··· ENTRIES ···
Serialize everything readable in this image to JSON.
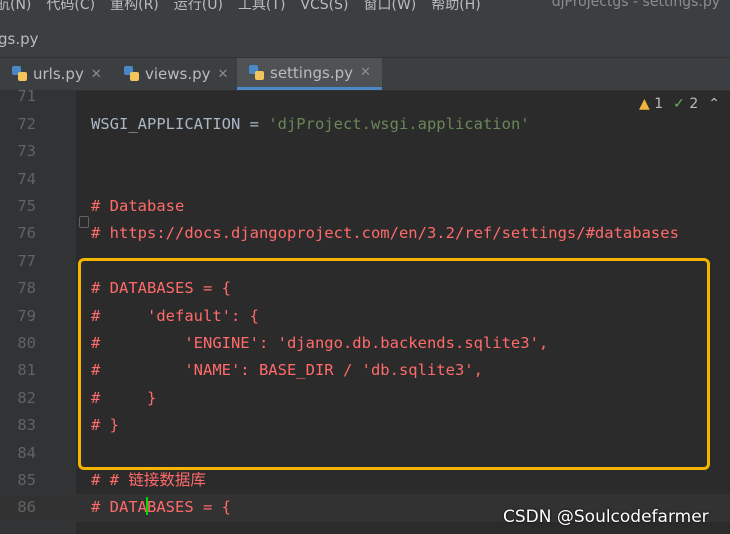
{
  "menu": {
    "items": [
      "航(N)",
      "代码(C)",
      "重构(R)",
      "运行(U)",
      "工具(T)",
      "VCS(S)",
      "窗口(W)",
      "帮助(H)"
    ],
    "window_title": "djProjectgs - settings.py"
  },
  "breadcrumb": "gs.py",
  "tabs": [
    {
      "label": "urls.py",
      "active": false
    },
    {
      "label": "views.py",
      "active": false
    },
    {
      "label": "settings.py",
      "active": true
    }
  ],
  "inspections": {
    "warnings": "1",
    "weak_warnings": "2"
  },
  "lines": [
    {
      "num": "71",
      "text": ""
    },
    {
      "num": "72",
      "text": "WSGI_APPLICATION = 'djProject.wsgi.application'"
    },
    {
      "num": "73",
      "text": ""
    },
    {
      "num": "74",
      "text": ""
    },
    {
      "num": "75",
      "text": "# Database"
    },
    {
      "num": "76",
      "text": "# https://docs.djangoproject.com/en/3.2/ref/settings/#databases"
    },
    {
      "num": "77",
      "text": ""
    },
    {
      "num": "78",
      "text": "# DATABASES = {"
    },
    {
      "num": "79",
      "text": "#     'default': {"
    },
    {
      "num": "80",
      "text": "#         'ENGINE': 'django.db.backends.sqlite3',"
    },
    {
      "num": "81",
      "text": "#         'NAME': BASE_DIR / 'db.sqlite3',"
    },
    {
      "num": "82",
      "text": "#     }"
    },
    {
      "num": "83",
      "text": "# }"
    },
    {
      "num": "84",
      "text": ""
    },
    {
      "num": "85",
      "text": "# # 链接数据库"
    },
    {
      "num": "86",
      "text": "# DATABASES = {"
    }
  ],
  "watermark": "CSDN @Soulcodefarmer",
  "colors": {
    "comment": "#ff6b6b",
    "string": "#6a8759",
    "highlight_box": "#f5b400",
    "active_tab_underline": "#4a88c7"
  }
}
···
§ EXERCISE OBJECTIVE:
Omit every picture, then reproduce the rest of the listing exactly.

§ FINISHED TASK:
Serialize everything readable in this image to JSON.
{
  "menu": {
    "items": [
      "航(N)",
      "代码(C)",
      "重构(R)",
      "运行(U)",
      "工具(T)",
      "VCS(S)",
      "窗口(W)",
      "帮助(H)"
    ],
    "window_title": "djProjectgs - settings.py"
  },
  "breadcrumb": "gs.py",
  "tabs": [
    {
      "label": "urls.py",
      "active": false
    },
    {
      "label": "views.py",
      "active": false
    },
    {
      "label": "settings.py",
      "active": true
    }
  ],
  "inspections": {
    "warnings": "1",
    "weak_warnings": "2"
  },
  "lines": [
    {
      "num": "71",
      "text": ""
    },
    {
      "num": "72",
      "text": "WSGI_APPLICATION = 'djProject.wsgi.application'"
    },
    {
      "num": "73",
      "text": ""
    },
    {
      "num": "74",
      "text": ""
    },
    {
      "num": "75",
      "text": "# Database"
    },
    {
      "num": "76",
      "text": "# https://docs.djangoproject.com/en/3.2/ref/settings/#databases"
    },
    {
      "num": "77",
      "text": ""
    },
    {
      "num": "78",
      "text": "# DATABASES = {"
    },
    {
      "num": "79",
      "text": "#     'default': {"
    },
    {
      "num": "80",
      "text": "#         'ENGINE': 'django.db.backends.sqlite3',"
    },
    {
      "num": "81",
      "text": "#         'NAME': BASE_DIR / 'db.sqlite3',"
    },
    {
      "num": "82",
      "text": "#     }"
    },
    {
      "num": "83",
      "text": "# }"
    },
    {
      "num": "84",
      "text": ""
    },
    {
      "num": "85",
      "text": "# # 链接数据库"
    },
    {
      "num": "86",
      "text": "# DATABASES = {"
    }
  ],
  "watermark": "CSDN @Soulcodefarmer",
  "colors": {
    "comment": "#ff6b6b",
    "string": "#6a8759",
    "highlight_box": "#f5b400",
    "active_tab_underline": "#4a88c7"
  }
}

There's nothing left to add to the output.